- **WRITTEN PROBLEM**: Repeat the listing in full, word for word.

== GIVEN ENTRIES

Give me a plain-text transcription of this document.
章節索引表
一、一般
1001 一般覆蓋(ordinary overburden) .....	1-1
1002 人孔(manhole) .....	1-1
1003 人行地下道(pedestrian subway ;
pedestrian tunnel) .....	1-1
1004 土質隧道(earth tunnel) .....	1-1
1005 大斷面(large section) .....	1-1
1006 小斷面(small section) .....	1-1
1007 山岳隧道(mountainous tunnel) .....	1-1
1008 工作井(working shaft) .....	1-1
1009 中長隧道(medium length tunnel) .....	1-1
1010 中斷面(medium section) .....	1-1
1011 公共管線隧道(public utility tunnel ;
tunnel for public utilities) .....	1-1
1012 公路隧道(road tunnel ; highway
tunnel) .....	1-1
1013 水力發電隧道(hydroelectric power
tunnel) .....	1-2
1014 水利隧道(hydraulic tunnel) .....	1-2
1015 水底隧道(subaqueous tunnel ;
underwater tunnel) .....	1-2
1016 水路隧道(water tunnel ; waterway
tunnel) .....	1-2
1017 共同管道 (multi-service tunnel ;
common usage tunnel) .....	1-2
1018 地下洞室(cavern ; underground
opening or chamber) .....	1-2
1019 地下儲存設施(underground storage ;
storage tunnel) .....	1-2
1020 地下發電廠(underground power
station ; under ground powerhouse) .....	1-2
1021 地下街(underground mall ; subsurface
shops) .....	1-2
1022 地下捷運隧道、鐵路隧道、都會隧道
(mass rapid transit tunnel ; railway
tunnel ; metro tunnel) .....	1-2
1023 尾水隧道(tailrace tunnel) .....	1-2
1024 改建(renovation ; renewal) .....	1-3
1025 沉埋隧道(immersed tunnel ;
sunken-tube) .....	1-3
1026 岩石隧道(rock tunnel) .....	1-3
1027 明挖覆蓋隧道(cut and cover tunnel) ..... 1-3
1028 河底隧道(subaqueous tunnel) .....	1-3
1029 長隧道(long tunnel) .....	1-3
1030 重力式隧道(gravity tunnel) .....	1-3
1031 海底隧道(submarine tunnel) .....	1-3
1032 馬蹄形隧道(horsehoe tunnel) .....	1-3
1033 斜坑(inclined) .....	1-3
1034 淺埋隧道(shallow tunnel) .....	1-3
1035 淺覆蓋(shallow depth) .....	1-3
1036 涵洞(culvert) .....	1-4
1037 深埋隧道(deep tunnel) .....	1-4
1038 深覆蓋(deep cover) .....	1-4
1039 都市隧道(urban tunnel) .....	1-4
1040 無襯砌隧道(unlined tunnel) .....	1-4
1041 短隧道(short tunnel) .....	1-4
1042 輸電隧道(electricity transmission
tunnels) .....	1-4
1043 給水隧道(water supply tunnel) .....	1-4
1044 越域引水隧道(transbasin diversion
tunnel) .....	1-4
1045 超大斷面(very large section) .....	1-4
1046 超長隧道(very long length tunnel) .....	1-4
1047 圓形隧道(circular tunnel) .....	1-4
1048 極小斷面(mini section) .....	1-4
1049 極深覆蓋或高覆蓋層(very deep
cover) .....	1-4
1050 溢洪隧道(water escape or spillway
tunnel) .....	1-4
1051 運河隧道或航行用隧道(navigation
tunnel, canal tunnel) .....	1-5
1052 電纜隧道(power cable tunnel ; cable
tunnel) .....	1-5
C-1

====

- **SOLUTION BELOW**:
Give me a plain-text transcription of this document.
章節索引表
一、一般
1001 一般覆蓋(ordinary overburden) .....	1-1
1002 人孔(manhole) .....	1-1
1003 人行地下道(pedestrian subway ;
pedestrian tunnel) .....	1-1
1004 土質隧道(earth tunnel) .....	1-1
1005 大斷面(large section) .....	1-1
1006 小斷面(small section) .....	1-1
1007 山岳隧道(mountainous tunnel) .....	1-1
1008 工作井(working shaft) .....	1-1
1009 中長隧道(medium length tunnel) .....	1-1
1010 中斷面(medium section) .....	1-1
1011 公共管線隧道(public utility tunnel ;
tunnel for public utilities) .....	1-1
1012 公路隧道(road tunnel ; highway
tunnel) .....	1-1
1013 水力發電隧道(hydroelectric power
tunnel) .....	1-2
1014 水利隧道(hydraulic tunnel) .....	1-2
1015 水底隧道(subaqueous tunnel ;
underwater tunnel) .....	1-2
1016 水路隧道(water tunnel ; waterway
tunnel) .....	1-2
1017 共同管道 (multi-service tunnel ;
common usage tunnel) .....	1-2
1018 地下洞室(cavern ; underground
opening or chamber) .....	1-2
1019 地下儲存設施(underground storage ;
storage tunnel) .....	1-2
1020 地下發電廠(underground power
station ; under ground powerhouse) .....	1-2
1021 地下街(underground mall ; subsurface
shops) .....	1-2
1022 地下捷運隧道、鐵路隧道、都會隧道
(mass rapid transit tunnel ; railway
tunnel ; metro tunnel) .....	1-2
1023 尾水隧道(tailrace tunnel) .....	1-2
1024 改建(renovation ; renewal) .....	1-3
1025 沉埋隧道(immersed tunnel ;
sunken-tube) .....	1-3
1026 岩石隧道(rock tunnel) .....	1-3
1027 明挖覆蓋隧道(cut and cover tunnel) ..... 1-3
1028 河底隧道(subaqueous tunnel) .....	1-3
1029 長隧道(long tunnel) .....	1-3
1030 重力式隧道(gravity tunnel) .....	1-3
1031 海底隧道(submarine tunnel) .....	1-3
1032 馬蹄形隧道(horsehoe tunnel) .....	1-3
1033 斜坑(inclined) .....	1-3
1034 淺埋隧道(shallow tunnel) .....	1-3
1035 淺覆蓋(shallow depth) .....	1-3
1036 涵洞(culvert) .....	1-4
1037 深埋隧道(deep tunnel) .....	1-4
1038 深覆蓋(deep cover) .....	1-4
1039 都市隧道(urban tunnel) .....	1-4
1040 無襯砌隧道(unlined tunnel) .....	1-4
1041 短隧道(short tunnel) .....	1-4
1042 輸電隧道(electricity transmission
tunnels) .....	1-4
1043 給水隧道(water supply tunnel) .....	1-4
1044 越域引水隧道(transbasin diversion
tunnel) .....	1-4
1045 超大斷面(very large section) .....	1-4
1046 超長隧道(very long length tunnel) .....	1-4
1047 圓形隧道(circular tunnel) .....	1-4
1048 極小斷面(mini section) .....	1-4
1049 極深覆蓋或高覆蓋層(very deep
cover) .....	1-4
1050 溢洪隧道(water escape or spillway
tunnel) .....	1-4
1051 運河隧道或航行用隧道(navigation
tunnel, canal tunnel) .....	1-5
1052 電纜隧道(power cable tunnel ; cable
tunnel) .....	1-5
C-1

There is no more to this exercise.